Set exercise
Pick out and copy every line below that has the word "euroa".

## BEGIN Listing

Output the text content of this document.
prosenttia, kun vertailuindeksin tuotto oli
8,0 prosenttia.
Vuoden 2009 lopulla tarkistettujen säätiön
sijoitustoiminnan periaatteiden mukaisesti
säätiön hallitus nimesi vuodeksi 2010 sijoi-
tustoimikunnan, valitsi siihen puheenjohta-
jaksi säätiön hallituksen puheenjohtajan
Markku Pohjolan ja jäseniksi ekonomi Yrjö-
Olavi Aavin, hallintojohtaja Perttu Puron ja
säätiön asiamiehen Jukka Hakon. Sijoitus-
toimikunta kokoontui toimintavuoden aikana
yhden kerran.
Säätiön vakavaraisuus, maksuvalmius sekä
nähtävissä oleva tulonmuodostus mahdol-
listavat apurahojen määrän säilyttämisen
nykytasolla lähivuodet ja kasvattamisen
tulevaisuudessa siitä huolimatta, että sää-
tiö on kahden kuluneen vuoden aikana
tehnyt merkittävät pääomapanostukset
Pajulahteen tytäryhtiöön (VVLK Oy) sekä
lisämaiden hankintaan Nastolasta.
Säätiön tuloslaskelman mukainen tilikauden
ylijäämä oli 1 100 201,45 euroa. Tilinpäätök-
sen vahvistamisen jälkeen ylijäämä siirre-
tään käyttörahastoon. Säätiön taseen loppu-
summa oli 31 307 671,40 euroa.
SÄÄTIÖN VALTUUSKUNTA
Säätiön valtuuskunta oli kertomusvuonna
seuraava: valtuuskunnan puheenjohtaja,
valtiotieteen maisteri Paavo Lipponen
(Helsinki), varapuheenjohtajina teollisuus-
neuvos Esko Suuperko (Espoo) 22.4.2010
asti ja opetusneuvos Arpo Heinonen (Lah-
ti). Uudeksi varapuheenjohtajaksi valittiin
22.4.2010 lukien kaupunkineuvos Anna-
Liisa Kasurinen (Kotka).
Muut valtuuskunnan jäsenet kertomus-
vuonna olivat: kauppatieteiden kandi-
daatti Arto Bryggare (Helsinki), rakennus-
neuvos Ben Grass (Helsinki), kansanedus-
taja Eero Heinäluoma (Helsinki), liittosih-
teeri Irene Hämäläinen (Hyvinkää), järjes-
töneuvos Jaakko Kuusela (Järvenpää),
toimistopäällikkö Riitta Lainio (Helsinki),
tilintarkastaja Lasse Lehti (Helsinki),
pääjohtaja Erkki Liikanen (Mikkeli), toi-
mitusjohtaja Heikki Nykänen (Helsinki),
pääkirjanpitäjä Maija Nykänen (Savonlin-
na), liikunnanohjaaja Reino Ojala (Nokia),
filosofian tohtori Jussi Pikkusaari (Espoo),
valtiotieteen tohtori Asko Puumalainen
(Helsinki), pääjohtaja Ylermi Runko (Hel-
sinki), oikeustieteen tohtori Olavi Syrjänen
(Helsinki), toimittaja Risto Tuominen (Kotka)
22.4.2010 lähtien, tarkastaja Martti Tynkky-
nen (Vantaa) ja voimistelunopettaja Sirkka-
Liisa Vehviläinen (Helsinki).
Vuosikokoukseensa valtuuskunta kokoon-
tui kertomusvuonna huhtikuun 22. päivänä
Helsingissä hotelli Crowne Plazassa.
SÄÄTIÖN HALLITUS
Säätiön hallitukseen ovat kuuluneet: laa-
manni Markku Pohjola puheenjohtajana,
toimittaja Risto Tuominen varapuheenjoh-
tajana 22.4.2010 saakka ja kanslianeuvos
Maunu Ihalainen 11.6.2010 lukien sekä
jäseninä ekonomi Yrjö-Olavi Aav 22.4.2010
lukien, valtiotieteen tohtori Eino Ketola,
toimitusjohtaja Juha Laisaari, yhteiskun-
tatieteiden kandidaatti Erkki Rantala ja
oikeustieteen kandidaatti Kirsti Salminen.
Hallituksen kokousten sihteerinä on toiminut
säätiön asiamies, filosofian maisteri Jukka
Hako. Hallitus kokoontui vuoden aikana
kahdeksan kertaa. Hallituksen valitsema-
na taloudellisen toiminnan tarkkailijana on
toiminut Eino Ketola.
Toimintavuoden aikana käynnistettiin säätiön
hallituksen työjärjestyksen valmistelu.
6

## END Listing

Worked solution
ylijäämä oli 1 100 201,45 euroa. Tilinpäätök-
summa oli 31 307 671,40 euroa.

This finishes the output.